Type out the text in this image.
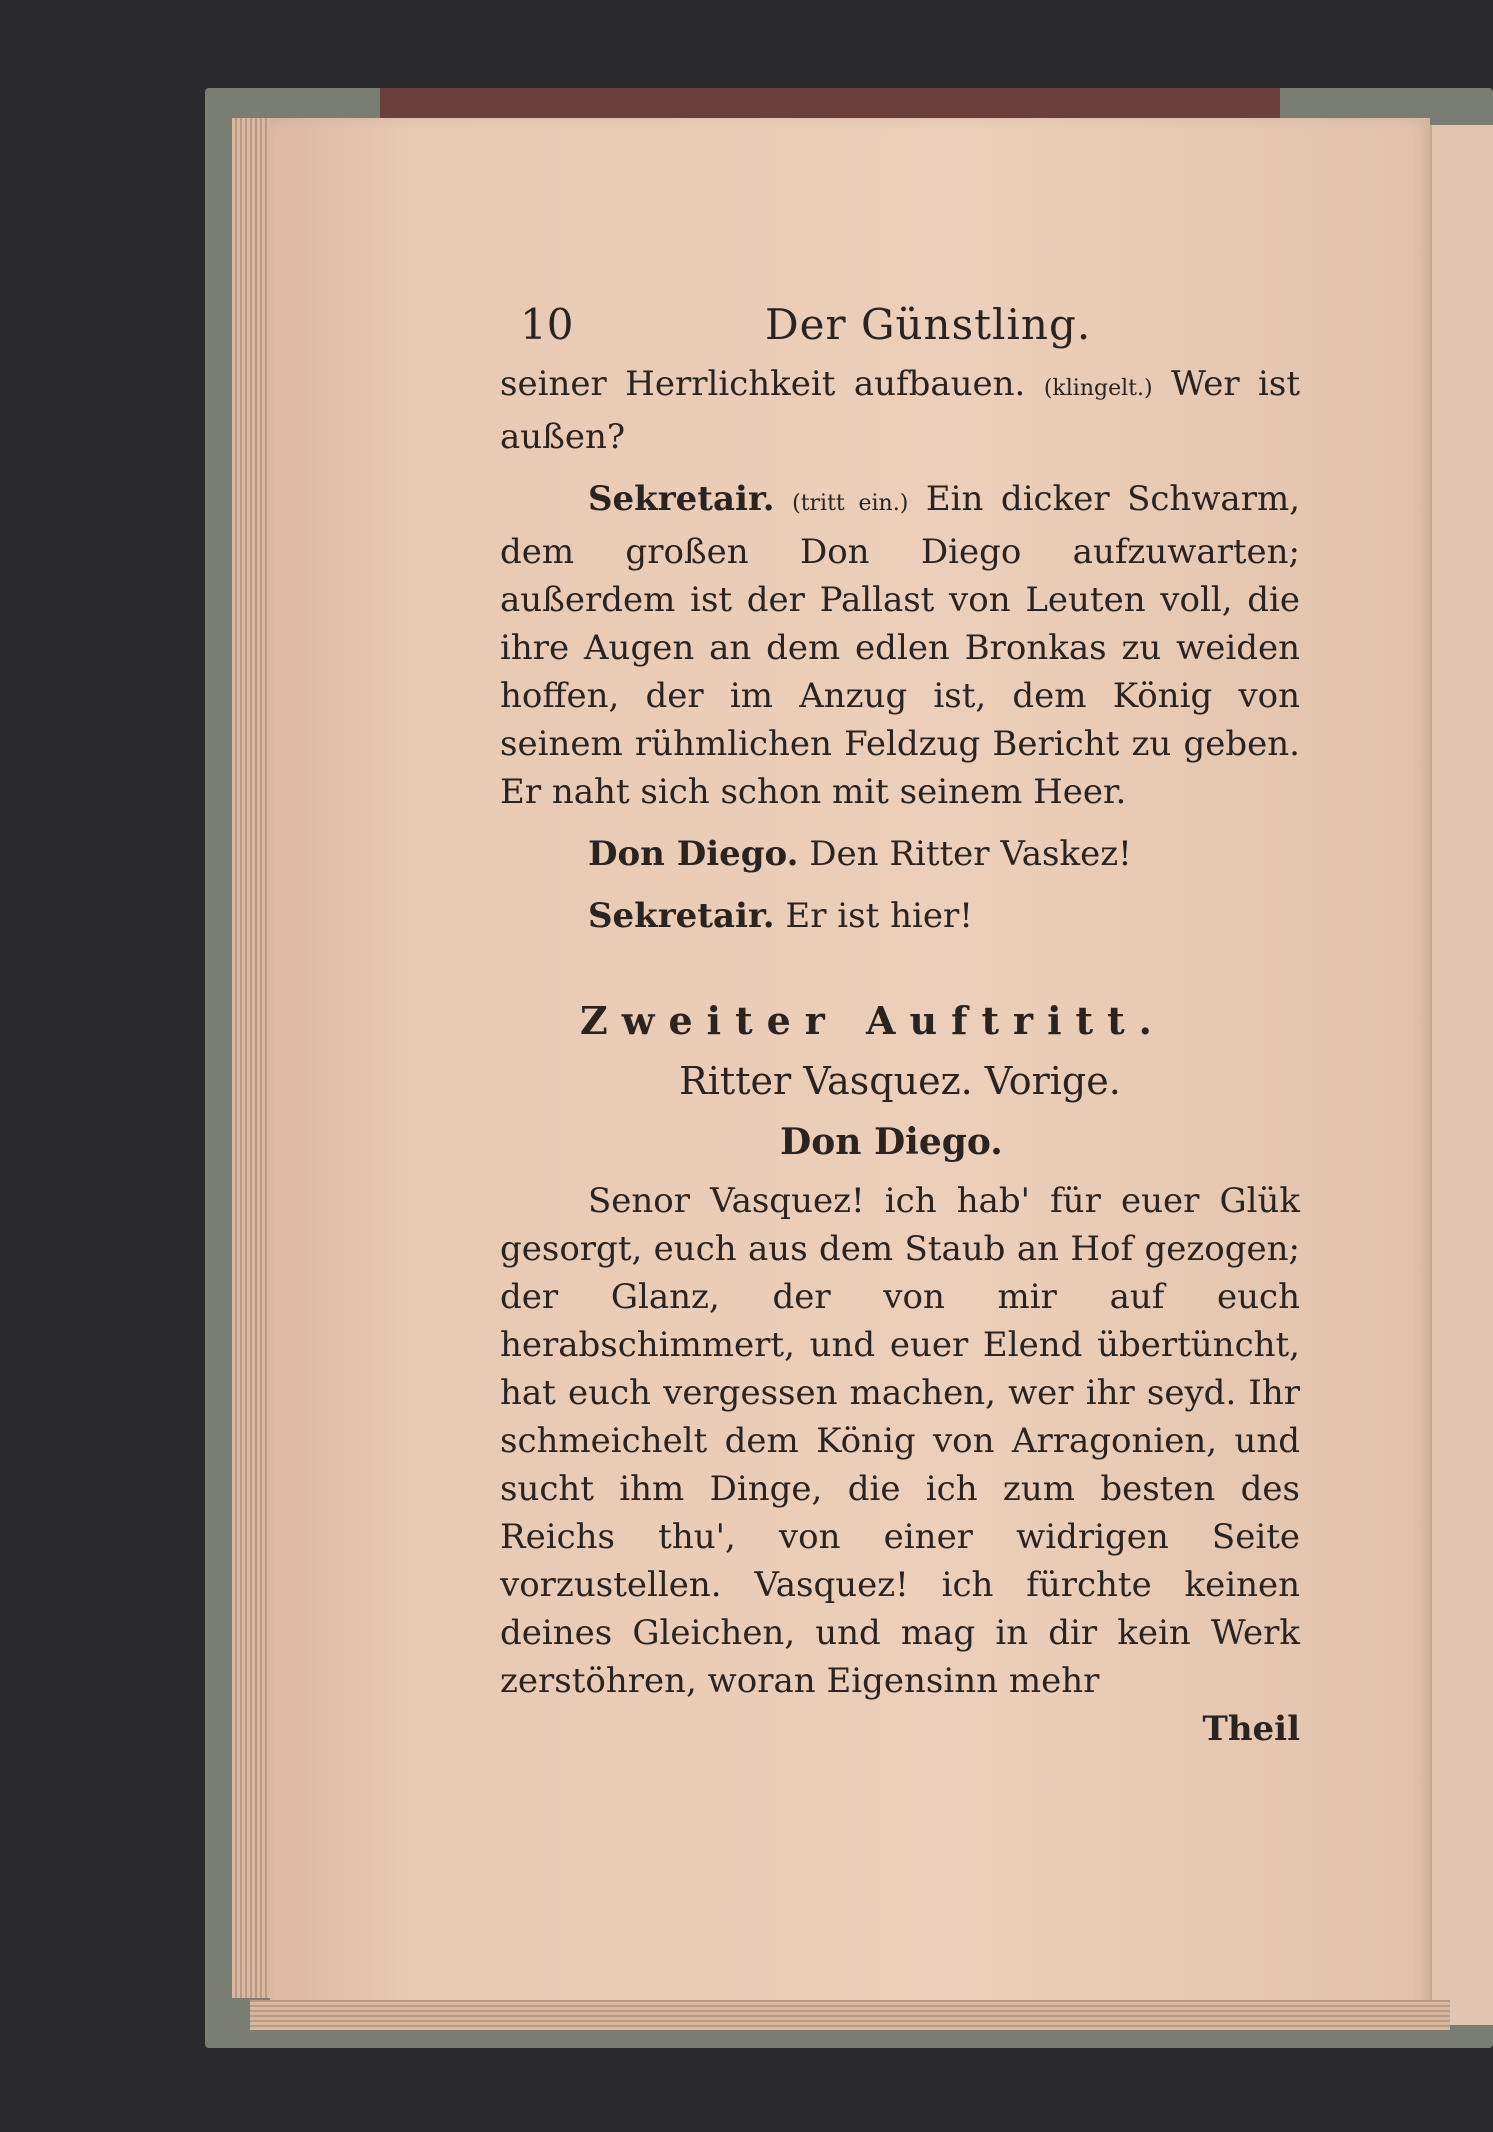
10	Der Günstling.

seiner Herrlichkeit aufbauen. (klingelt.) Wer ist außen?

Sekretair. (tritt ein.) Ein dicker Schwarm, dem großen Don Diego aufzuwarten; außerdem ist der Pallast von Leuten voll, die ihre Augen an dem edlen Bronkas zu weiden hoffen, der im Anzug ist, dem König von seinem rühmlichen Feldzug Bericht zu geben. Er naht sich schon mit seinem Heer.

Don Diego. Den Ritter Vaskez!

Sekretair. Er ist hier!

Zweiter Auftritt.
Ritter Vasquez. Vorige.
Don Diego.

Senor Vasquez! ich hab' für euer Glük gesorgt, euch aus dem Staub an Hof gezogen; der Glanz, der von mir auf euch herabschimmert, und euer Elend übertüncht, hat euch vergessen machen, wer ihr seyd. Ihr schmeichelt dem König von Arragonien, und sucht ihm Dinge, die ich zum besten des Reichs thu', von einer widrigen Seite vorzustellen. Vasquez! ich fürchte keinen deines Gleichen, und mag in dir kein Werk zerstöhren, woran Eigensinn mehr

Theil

======

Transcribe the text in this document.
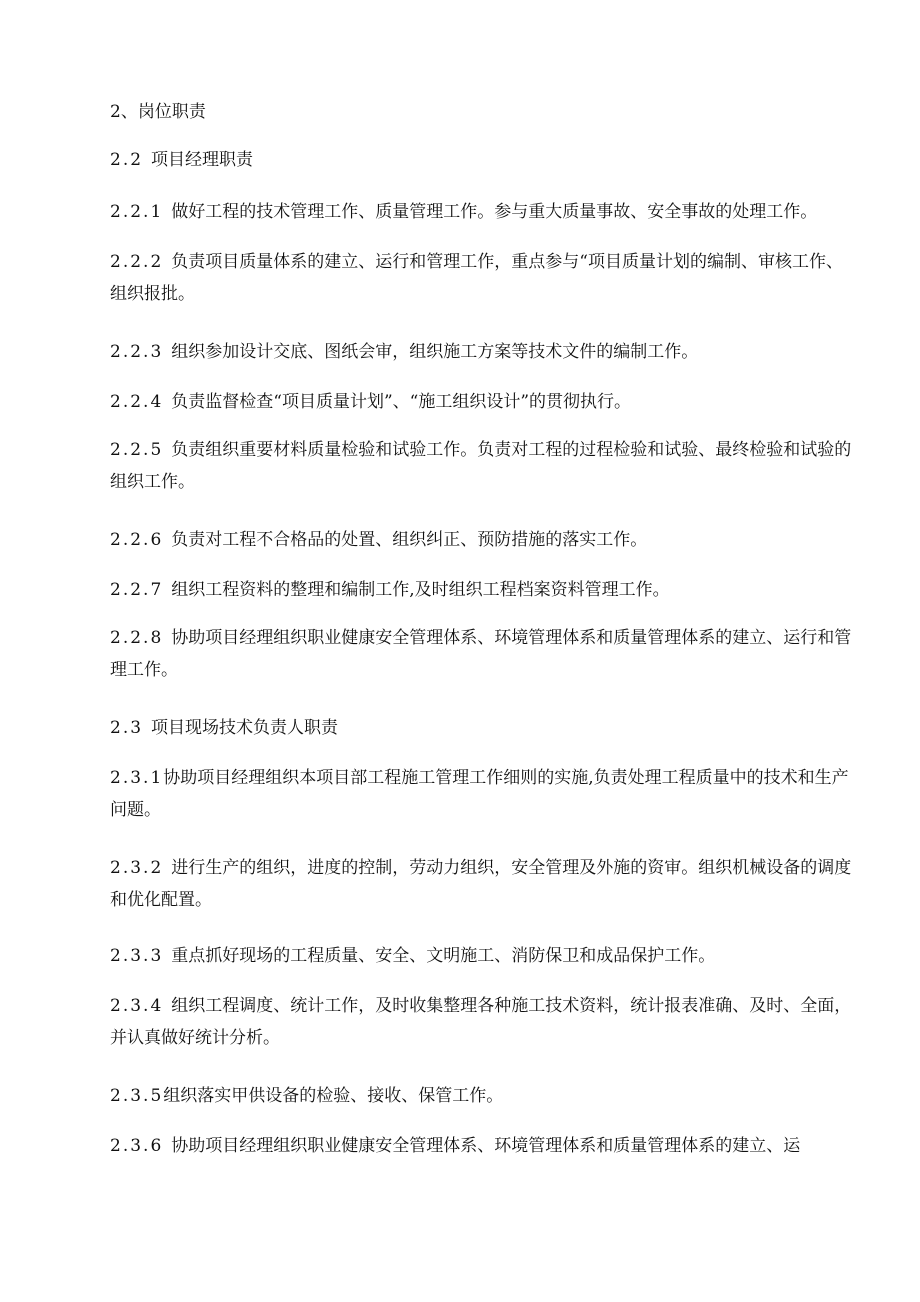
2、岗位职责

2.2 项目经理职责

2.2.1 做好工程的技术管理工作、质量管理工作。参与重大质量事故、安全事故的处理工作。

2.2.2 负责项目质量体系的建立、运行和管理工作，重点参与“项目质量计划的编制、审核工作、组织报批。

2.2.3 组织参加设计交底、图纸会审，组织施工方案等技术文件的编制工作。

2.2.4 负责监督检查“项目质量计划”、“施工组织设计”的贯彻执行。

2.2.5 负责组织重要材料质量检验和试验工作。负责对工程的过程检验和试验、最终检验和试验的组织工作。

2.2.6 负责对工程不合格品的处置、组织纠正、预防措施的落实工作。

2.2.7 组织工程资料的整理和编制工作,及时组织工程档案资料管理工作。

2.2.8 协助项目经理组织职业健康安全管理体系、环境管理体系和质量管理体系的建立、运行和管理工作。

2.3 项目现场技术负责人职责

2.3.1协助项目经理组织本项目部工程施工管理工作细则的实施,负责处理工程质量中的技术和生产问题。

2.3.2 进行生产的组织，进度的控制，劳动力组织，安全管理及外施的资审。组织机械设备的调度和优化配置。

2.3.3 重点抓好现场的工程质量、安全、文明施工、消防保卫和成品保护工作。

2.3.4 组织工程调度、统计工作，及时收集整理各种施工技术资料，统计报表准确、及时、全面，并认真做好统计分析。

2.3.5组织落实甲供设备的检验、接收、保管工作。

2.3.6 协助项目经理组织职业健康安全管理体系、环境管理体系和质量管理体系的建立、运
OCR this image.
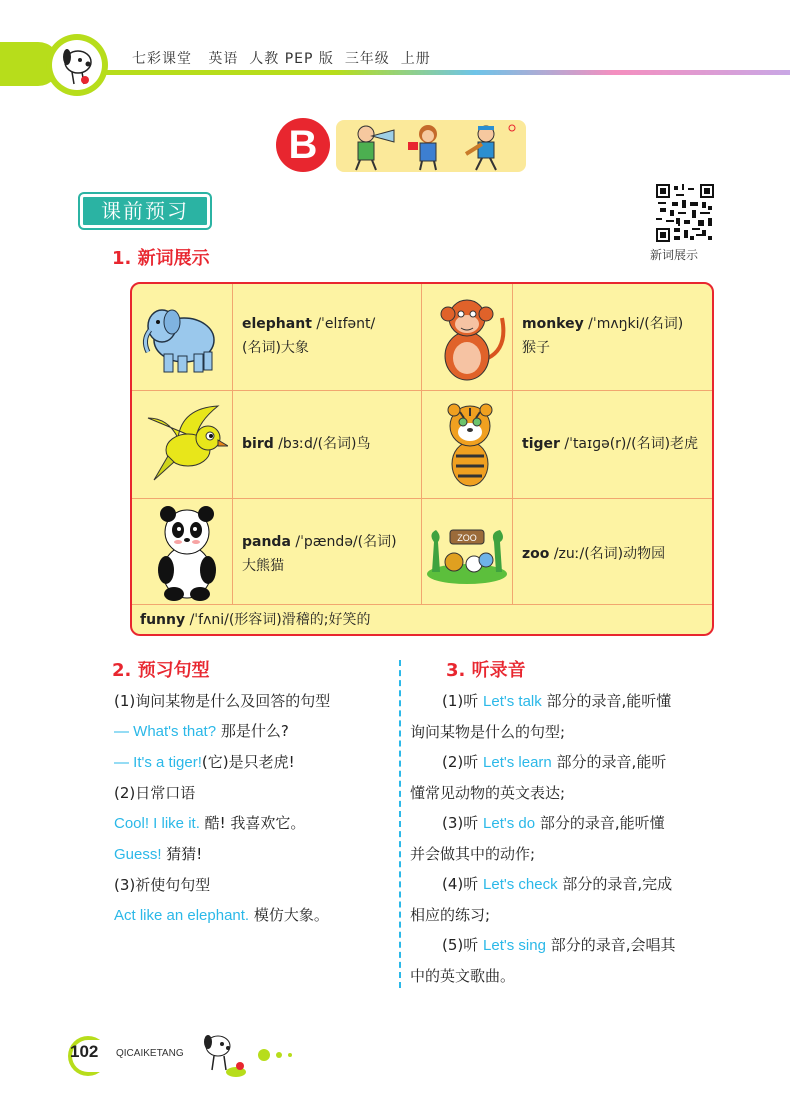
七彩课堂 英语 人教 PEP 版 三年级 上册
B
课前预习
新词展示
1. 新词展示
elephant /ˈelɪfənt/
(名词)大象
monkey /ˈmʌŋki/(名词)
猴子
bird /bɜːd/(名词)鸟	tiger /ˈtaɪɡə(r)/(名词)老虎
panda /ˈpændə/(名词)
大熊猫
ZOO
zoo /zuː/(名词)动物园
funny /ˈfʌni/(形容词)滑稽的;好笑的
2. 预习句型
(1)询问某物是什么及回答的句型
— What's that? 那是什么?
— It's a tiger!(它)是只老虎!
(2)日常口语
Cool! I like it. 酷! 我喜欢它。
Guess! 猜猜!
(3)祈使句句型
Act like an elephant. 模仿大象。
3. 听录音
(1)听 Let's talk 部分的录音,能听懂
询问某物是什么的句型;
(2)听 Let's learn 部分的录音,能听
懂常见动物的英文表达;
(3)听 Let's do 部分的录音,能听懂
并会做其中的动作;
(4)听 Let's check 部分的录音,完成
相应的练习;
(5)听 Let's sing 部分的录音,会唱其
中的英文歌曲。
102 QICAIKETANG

======

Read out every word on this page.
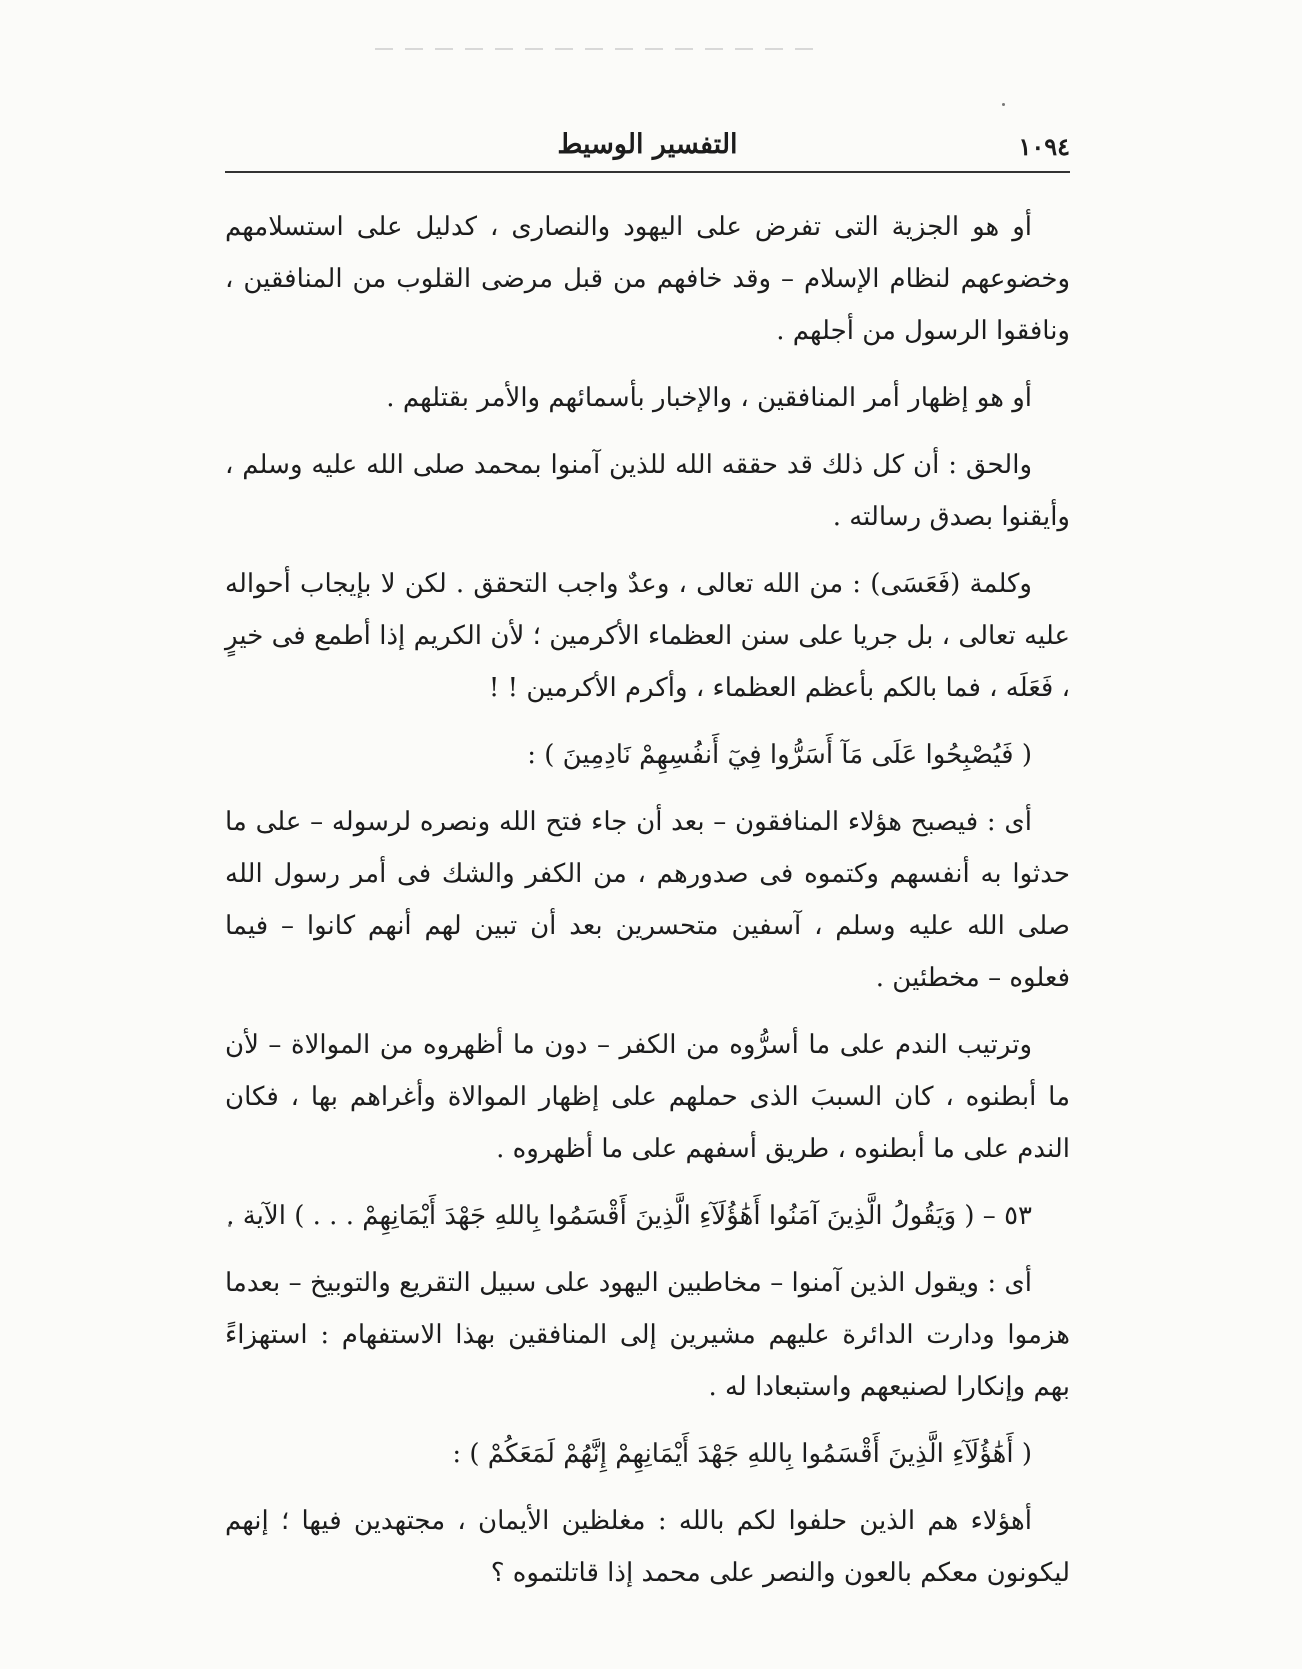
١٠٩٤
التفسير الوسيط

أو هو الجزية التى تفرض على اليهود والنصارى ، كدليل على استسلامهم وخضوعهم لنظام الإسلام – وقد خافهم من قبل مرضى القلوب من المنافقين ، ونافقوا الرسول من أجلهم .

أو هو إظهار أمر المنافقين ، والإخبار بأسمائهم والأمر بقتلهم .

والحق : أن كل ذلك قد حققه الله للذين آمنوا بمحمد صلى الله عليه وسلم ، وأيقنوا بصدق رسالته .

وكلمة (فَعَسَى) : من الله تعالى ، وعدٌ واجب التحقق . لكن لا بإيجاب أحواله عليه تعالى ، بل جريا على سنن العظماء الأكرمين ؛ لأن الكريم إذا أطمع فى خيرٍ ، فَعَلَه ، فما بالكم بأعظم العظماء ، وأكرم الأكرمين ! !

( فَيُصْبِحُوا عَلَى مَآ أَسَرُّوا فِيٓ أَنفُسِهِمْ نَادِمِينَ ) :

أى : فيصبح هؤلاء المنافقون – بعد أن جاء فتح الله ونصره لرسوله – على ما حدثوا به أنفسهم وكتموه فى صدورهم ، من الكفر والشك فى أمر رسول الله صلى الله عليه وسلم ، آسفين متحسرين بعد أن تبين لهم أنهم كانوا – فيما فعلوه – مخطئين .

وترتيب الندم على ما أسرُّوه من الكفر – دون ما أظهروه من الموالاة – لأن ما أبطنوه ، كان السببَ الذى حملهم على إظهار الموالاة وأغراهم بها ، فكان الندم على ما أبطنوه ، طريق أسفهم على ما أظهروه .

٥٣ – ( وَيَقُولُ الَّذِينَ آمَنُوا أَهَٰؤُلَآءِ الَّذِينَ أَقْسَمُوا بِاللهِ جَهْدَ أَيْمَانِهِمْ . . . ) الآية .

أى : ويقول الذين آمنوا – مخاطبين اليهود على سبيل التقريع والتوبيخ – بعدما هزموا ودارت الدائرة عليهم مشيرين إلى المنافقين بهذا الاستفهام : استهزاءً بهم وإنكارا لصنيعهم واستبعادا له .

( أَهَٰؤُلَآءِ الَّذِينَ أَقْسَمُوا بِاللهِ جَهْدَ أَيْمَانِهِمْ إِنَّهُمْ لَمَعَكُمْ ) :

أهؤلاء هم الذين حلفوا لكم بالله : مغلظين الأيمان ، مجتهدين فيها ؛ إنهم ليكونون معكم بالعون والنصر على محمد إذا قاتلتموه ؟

======

Short task:
Pick out each line containing "like" and report it.

Result below:
Cool! I like it. 酷! 我喜欢它。
Act like an elephant. 模仿大象。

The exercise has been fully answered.